**Aim of the exercise**
Pick out the lines below that contain the string "งเทพมหานคร" and copy them all.

Records from a dataset:

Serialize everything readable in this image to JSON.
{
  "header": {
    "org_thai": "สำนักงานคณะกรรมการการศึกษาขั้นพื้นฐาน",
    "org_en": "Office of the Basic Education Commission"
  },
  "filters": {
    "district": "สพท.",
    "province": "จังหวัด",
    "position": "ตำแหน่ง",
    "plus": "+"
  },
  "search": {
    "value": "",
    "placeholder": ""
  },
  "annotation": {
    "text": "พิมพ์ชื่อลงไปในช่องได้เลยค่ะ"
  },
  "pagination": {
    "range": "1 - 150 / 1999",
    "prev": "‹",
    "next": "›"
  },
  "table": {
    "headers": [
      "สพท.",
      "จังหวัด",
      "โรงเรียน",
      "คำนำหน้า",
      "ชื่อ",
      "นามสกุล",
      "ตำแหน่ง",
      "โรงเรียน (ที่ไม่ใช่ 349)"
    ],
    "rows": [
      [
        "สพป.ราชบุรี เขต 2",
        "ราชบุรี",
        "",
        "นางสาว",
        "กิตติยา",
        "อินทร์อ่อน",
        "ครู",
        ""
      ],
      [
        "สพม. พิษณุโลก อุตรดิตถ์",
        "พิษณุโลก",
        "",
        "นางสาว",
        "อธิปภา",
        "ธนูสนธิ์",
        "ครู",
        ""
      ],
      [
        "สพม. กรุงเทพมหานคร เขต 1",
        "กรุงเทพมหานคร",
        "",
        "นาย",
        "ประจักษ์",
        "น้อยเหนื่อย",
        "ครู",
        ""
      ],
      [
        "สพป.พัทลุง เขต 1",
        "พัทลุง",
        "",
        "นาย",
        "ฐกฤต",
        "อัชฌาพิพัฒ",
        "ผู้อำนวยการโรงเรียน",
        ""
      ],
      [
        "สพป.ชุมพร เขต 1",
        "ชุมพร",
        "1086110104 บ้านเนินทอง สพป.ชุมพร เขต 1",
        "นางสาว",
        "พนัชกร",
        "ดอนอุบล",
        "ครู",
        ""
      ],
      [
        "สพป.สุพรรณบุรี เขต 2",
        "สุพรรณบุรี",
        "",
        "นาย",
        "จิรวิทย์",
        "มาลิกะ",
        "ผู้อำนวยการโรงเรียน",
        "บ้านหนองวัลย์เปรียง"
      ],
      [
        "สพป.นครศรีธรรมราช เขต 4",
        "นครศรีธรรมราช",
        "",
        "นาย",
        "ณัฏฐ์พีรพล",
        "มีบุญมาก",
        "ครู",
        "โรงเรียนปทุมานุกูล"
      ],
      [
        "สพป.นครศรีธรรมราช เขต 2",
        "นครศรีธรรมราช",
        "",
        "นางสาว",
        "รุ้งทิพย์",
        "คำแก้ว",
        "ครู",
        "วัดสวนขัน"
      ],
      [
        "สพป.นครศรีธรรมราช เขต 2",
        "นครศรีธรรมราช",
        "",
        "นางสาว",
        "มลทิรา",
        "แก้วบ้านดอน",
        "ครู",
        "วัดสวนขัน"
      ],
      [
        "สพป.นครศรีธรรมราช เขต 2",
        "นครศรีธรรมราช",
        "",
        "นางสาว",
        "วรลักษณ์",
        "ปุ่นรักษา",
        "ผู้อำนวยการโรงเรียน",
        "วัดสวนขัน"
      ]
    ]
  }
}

**Written answer**
        "สพม. กรุงเทพมหานคร เขต 1",
        "กรุงเทพมหานคร",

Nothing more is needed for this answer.